## Start LISTING
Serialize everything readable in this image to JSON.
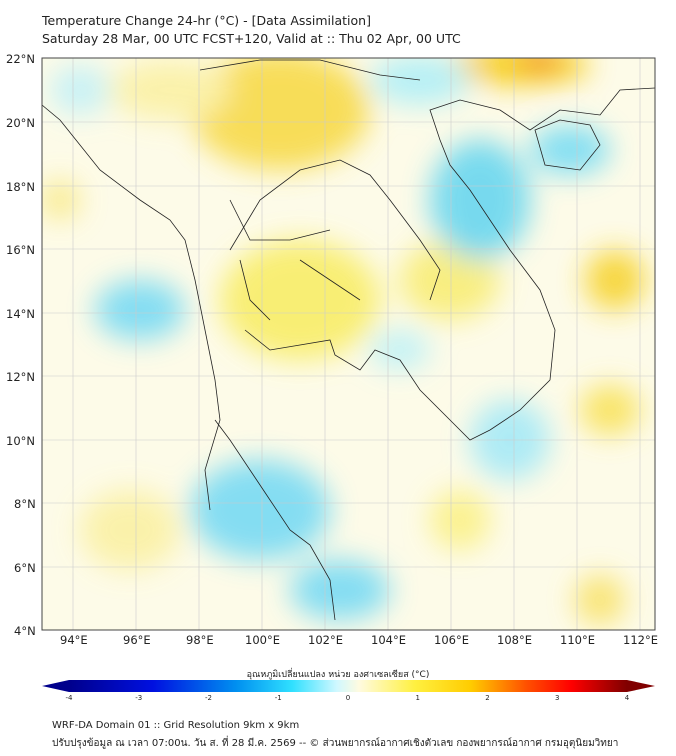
{
  "header": {
    "title": "Temperature Change 24-hr (°C) - [Data Assimilation]",
    "subtitle": "Saturday 28 Mar, 00 UTC FCST+120, Valid at :: Thu 02 Apr, 00 UTC"
  },
  "map": {
    "lat_labels": [
      "22°N",
      "20°N",
      "18°N",
      "16°N",
      "14°N",
      "12°N",
      "10°N",
      "8°N",
      "6°N",
      "4°N"
    ],
    "lon_labels": [
      "94°E",
      "96°E",
      "98°E",
      "100°E",
      "102°E",
      "104°E",
      "106°E",
      "108°E",
      "110°E",
      "112°E"
    ],
    "colors": {
      "cold": "#33ccf0",
      "warm": "#f5d800",
      "hot": "#f07000",
      "neutral": "#ffffff"
    }
  },
  "colorbar": {
    "label": "อุณหภูมิเปลี่ยนแปลง หน่วย องศาเซลเซียส (°C)",
    "ticks": [
      "-4",
      "-3",
      "-2",
      "-1",
      "0",
      "1",
      "2",
      "3",
      "4"
    ],
    "range": [
      -4,
      4
    ]
  },
  "footer": {
    "line1": "WRF-DA Domain 01 :: Grid Resolution 9km x 9km",
    "line2": "ปรับปรุงข้อมูล ณ เวลา 07:00น. วัน ส. ที่ 28 มี.ค. 2569 -- © ส่วนพยากรณ์อากาศเชิงตัวเลข กองพยากรณ์อากาศ กรมอุตุนิยมวิทยา"
  }
}
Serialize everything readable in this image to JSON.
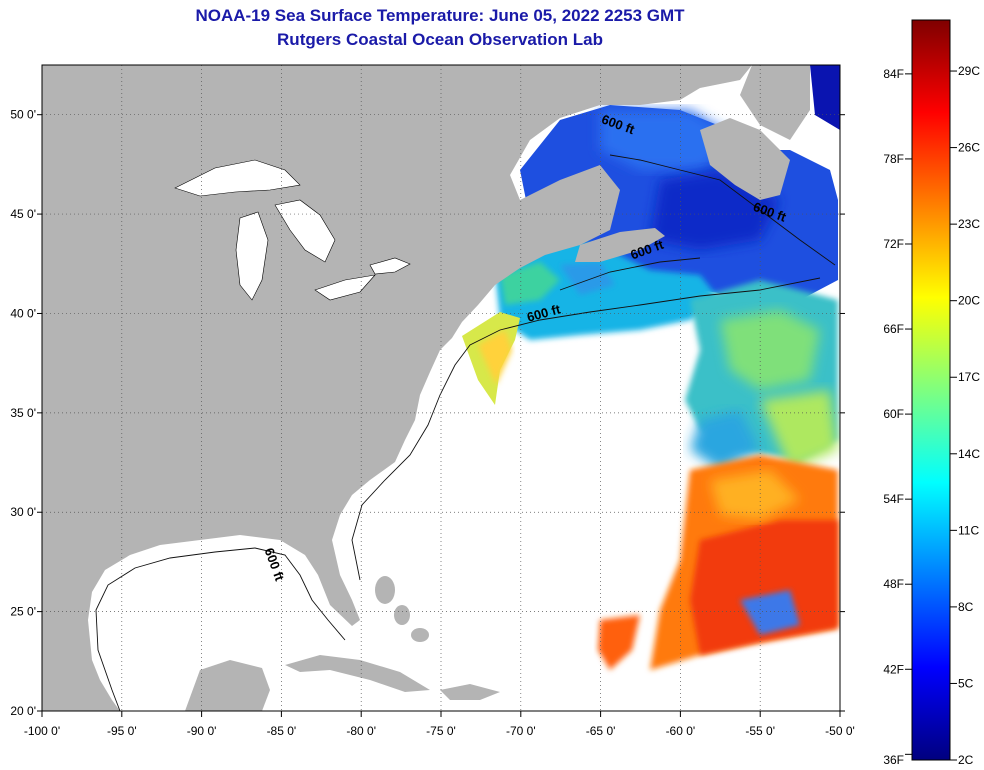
{
  "header": {
    "title": "NOAA-19 Sea Surface Temperature:  June 05, 2022 2253 GMT",
    "subtitle": "Rutgers Coastal Ocean Observation Lab"
  },
  "map": {
    "lon_range": [
      -100,
      -50
    ],
    "lat_range": [
      20,
      52.5
    ],
    "lon_ticks": [
      {
        "value": -100,
        "label": "-100 0'"
      },
      {
        "value": -95,
        "label": "-95 0'"
      },
      {
        "value": -90,
        "label": "-90 0'"
      },
      {
        "value": -85,
        "label": "-85 0'"
      },
      {
        "value": -80,
        "label": "-80 0'"
      },
      {
        "value": -75,
        "label": "-75 0'"
      },
      {
        "value": -70,
        "label": "-70 0'"
      },
      {
        "value": -65,
        "label": "-65 0'"
      },
      {
        "value": -60,
        "label": "-60 0'"
      },
      {
        "value": -55,
        "label": "-55 0'"
      },
      {
        "value": -50,
        "label": "-50 0'"
      }
    ],
    "lat_ticks": [
      {
        "value": 20,
        "label": "20 0'"
      },
      {
        "value": 25,
        "label": "25 0'"
      },
      {
        "value": 30,
        "label": "30 0'"
      },
      {
        "value": 35,
        "label": "35 0'"
      },
      {
        "value": 40,
        "label": "40 0'"
      },
      {
        "value": 45,
        "label": "45 0'"
      },
      {
        "value": 50,
        "label": "50 0'"
      }
    ],
    "contour_labels": [
      {
        "text": "600 ft",
        "lon": -64.0,
        "lat": 49.3,
        "rotate": 20
      },
      {
        "text": "600 ft",
        "lon": -54.5,
        "lat": 44.9,
        "rotate": 20
      },
      {
        "text": "600 ft",
        "lon": -62.0,
        "lat": 43.0,
        "rotate": -20
      },
      {
        "text": "600 ft",
        "lon": -68.5,
        "lat": 39.8,
        "rotate": -15
      },
      {
        "text": "600 ft",
        "lon": -85.7,
        "lat": 27.3,
        "rotate": 70
      }
    ],
    "colors": {
      "land": "#b4b4b4",
      "ocean_nodata": "#ffffff",
      "grid": "#555555"
    }
  },
  "colorbar": {
    "min_c": 2,
    "max_c": 31,
    "fahrenheit_ticks": [
      {
        "value": 36,
        "label": "36F"
      },
      {
        "value": 42,
        "label": "42F"
      },
      {
        "value": 48,
        "label": "48F"
      },
      {
        "value": 54,
        "label": "54F"
      },
      {
        "value": 60,
        "label": "60F"
      },
      {
        "value": 66,
        "label": "66F"
      },
      {
        "value": 72,
        "label": "72F"
      },
      {
        "value": 78,
        "label": "78F"
      },
      {
        "value": 84,
        "label": "84F"
      }
    ],
    "celsius_ticks": [
      {
        "value": 2,
        "label": "2C"
      },
      {
        "value": 5,
        "label": "5C"
      },
      {
        "value": 8,
        "label": "8C"
      },
      {
        "value": 11,
        "label": "11C"
      },
      {
        "value": 14,
        "label": "14C"
      },
      {
        "value": 17,
        "label": "17C"
      },
      {
        "value": 20,
        "label": "20C"
      },
      {
        "value": 23,
        "label": "23C"
      },
      {
        "value": 26,
        "label": "26C"
      },
      {
        "value": 29,
        "label": "29C"
      }
    ],
    "stops": [
      "#00007f",
      "#0000ff",
      "#007fff",
      "#00ffff",
      "#7fff7f",
      "#ffff00",
      "#ff7f00",
      "#ff0000",
      "#7f0000"
    ]
  }
}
## End LISTING
# TASK DETAILS
Find the word "rotate" in the records and pull out each line that has it.

# EXERCISE RESULT
        "rotate": 20
        "rotate": 20
        "rotate": -20
        "rotate": -15
        "rotate": 70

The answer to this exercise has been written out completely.